CHALLENGE: In the records below, find each line with the word "ومتى" and copy it.

┄┄┄┄┄┄┄┄┄┄

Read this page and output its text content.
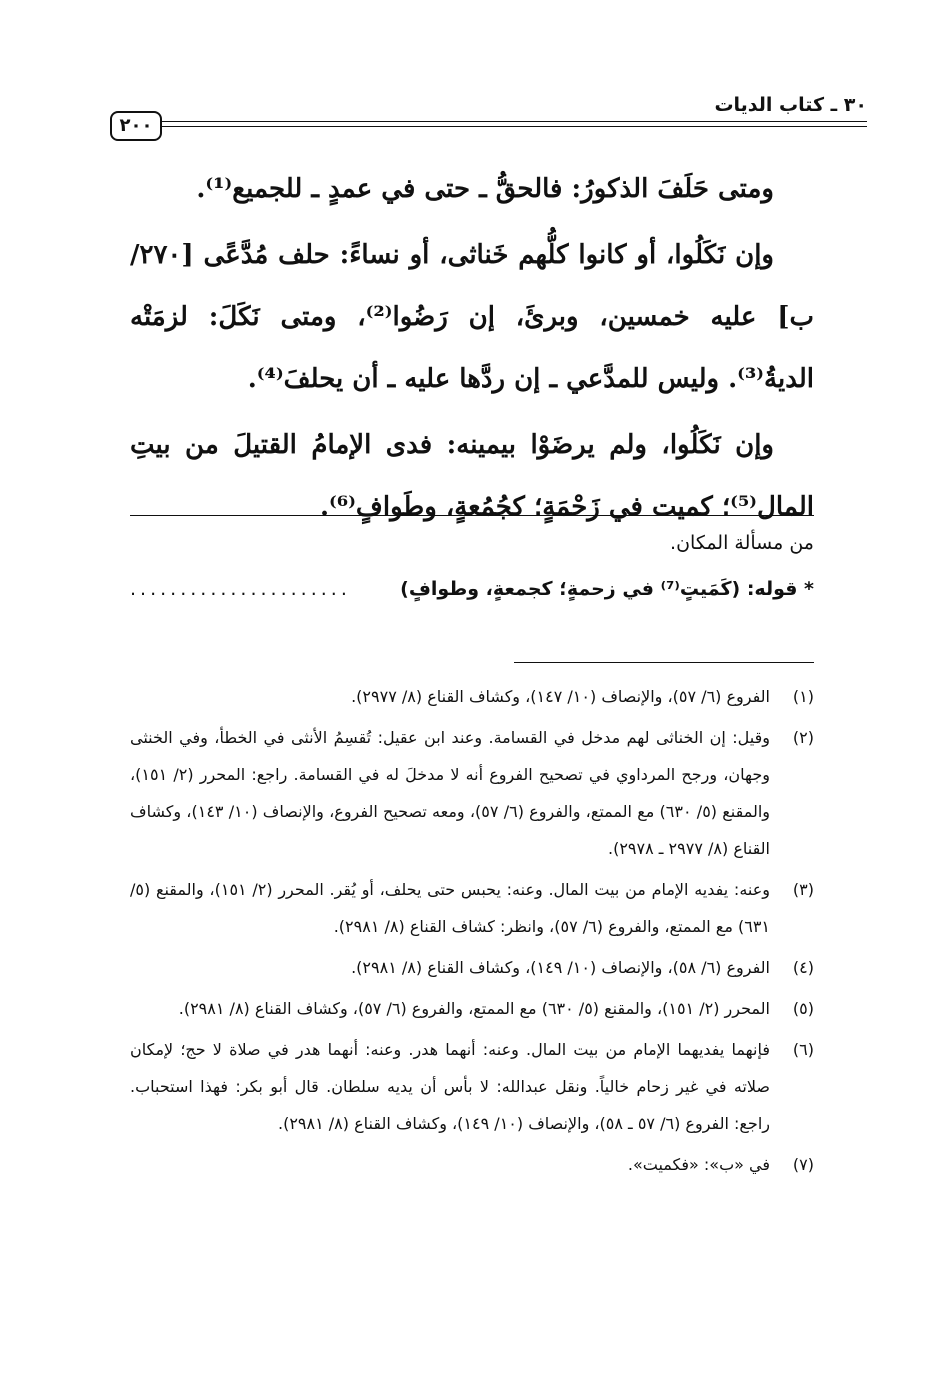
٣٠ ـ كتاب الديات
٢٠٠

ومتى حَلَفَ الذكورُ: فالحقُّ ـ حتى في عمدٍ ـ للجميع⁽¹⁾.

وإن نَكَلُوا، أو كانوا كلُّهم خَناثى، أو نساءً: حلف مُدَّعًى [٢٧٠/ ب] عليه خمسين، وبرئَ، إن رَضُوا⁽²⁾، ومتى نَكَلَ: لزمَتْه الديةُ⁽³⁾. وليس للمدَّعي ـ إن ردَّها عليه ـ أن يحلفَ⁽⁴⁾.

وإن نَكَلُوا، ولم يرضَوْا بيمينه: فدى الإمامُ القتيلَ من بيتِ المال⁽⁵⁾؛ كميت في زَحْمَةٍ؛ كجُمُعةٍ، وطَوافٍ⁽⁶⁾.

من مسألة المكان.

* قوله: (كَمَيتٍ⁽⁷⁾ في زحمةٍ؛ كجمعةٍ، وطوافٍ)
......................

(١)
الفروع (٦/ ٥٧)، والإنصاف (١٠/ ١٤٧)، وكشاف القناع (٨/ ٢٩٧٧).
(٢)
وقيل: إن الخناثى لهم مدخل في القسامة. وعند ابن عقيل: تُقسِمُ الأنثى في الخطأ، وفي الخنثى وجهان، ورجح المرداوي في تصحيح الفروع أنه لا مدخلَ له في القسامة. راجع: المحرر (٢/ ١٥١)، والمقنع (٥/ ٦٣٠) مع الممتع، والفروع (٦/ ٥٧)، ومعه تصحيح الفروع، والإنصاف (١٠/ ١٤٣)، وكشاف القناع (٨/ ٢٩٧٧ ـ ٢٩٧٨).
(٣)
وعنه: يفديه الإمام من بيت المال. وعنه: يحبس حتى يحلف، أو يُقر. المحرر (٢/ ١٥١)، والمقنع (٥/ ٦٣١) مع الممتع، والفروع (٦/ ٥٧)، وانظر: كشاف القناع (٨/ ٢٩٨١).
(٤)
الفروع (٦/ ٥٨)، والإنصاف (١٠/ ١٤٩)، وكشاف القناع (٨/ ٢٩٨١).
(٥)
المحرر (٢/ ١٥١)، والمقنع (٥/ ٦٣٠) مع الممتع، والفروع (٦/ ٥٧)، وكشاف القناع (٨/ ٢٩٨١).
(٦)
فإنهما يفديهما الإمام من بيت المال. وعنه: أنهما هدر. وعنه: أنهما هدر في صلاة لا حج؛ لإمكان صلاته في غير زحام خالياً. ونقل عبدالله: لا بأس أن يديه سلطان. قال أبو بكر: فهذا استحباب. راجع: الفروع (٦/ ٥٧ ـ ٥٨)، والإنصاف (١٠/ ١٤٩)، وكشاف القناع (٨/ ٢٩٨١).
(٧)
في «ب»: «فكميت».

┄┄┄┄┄┄┄┄┄┄

FULL SOLUTION:
ومتى حَلَفَ الذكورُ: فالحقُّ ـ حتى في عمدٍ ـ للجميع⁽¹⁾.
وإن نَكَلُوا، أو كانوا كلُّهم خَناثى، أو نساءً: حلف مُدَّعًى [٢٧٠/ ب] عليه خمسين، وبرئَ، إن رَضُوا⁽²⁾، ومتى نَكَلَ: لزمَتْه الديةُ⁽³⁾. وليس للمدَّعي ـ إن ردَّها عليه ـ أن يحلفَ⁽⁴⁾.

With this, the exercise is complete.